### EXERCISE BRIEF
Print out every line, exactly as written.

### SOURCE RECORDS

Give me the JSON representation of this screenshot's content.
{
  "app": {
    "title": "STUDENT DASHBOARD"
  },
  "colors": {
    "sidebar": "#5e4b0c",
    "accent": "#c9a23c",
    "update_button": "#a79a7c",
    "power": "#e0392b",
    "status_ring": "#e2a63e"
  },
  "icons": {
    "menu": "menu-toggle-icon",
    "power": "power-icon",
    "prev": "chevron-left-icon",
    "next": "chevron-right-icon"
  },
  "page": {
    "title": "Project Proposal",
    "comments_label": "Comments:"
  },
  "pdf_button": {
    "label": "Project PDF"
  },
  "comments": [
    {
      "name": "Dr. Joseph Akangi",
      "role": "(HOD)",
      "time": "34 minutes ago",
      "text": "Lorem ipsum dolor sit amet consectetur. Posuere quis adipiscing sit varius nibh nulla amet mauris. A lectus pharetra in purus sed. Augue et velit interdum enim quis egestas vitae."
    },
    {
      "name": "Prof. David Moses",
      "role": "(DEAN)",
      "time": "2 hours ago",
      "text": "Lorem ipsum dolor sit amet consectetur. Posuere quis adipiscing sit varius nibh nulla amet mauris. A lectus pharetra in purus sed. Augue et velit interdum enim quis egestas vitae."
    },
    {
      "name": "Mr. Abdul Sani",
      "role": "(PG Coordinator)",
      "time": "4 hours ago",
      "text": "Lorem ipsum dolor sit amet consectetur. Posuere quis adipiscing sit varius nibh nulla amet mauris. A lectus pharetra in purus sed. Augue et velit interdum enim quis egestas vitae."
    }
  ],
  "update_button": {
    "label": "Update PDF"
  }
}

### RESULT OF THE TASK
Give me the JSON representation of this screenshot's content.
{
  "app": {
    "title": "STUDENT DASHBOARD"
  },
  "colors": {
    "sidebar": "#5e4b0c",
    "accent": "#c9a23c",
    "update_button": "#a79a7c",
    "power": "#e0392b",
    "status_ring": "#e2a63e"
  },
  "icons": {
    "menu": "menu-toggle-icon",
    "power": "power-icon",
    "prev": "chevron-left-icon",
    "next": "chevron-right-icon"
  },
  "page": {
    "title": "Project Proposal",
    "comments_label": "Comments:"
  },
  "pdf_button": {
    "label": "Project PDF"
  },
  "comments": [
    {
      "name": "Dr. Joseph Akangi",
      "role": "(HOD)",
      "time": "34 minutes ago",
      "text": "Lorem ipsum dolor sit amet consectetur. Posuere quis adipiscing sit varius nibh nulla amet mauris. A lectus pharetra in purus sed. Augue et velit interdum enim quis egestas vitae."
    },
    {
      "name": "Prof. David Moses",
      "role": "(DEAN)",
      "time": "2 hours ago",
      "text": "Lorem ipsum dolor sit amet consectetur. Posuere quis adipiscing sit varius nibh nulla amet mauris. A lectus pharetra in purus sed. Augue et velit interdum enim quis egestas vitae."
    },
    {
      "name": "Mr. Abdul Sani",
      "role": "(PG Coordinator)",
      "time": "4 hours ago",
      "text": "Lorem ipsum dolor sit amet consectetur. Posuere quis adipiscing sit varius nibh nulla amet mauris. A lectus pharetra in purus sed. Augue et velit interdum enim quis egestas vitae."
    }
  ],
  "update_button": {
    "label": "Update PDF"
  }
}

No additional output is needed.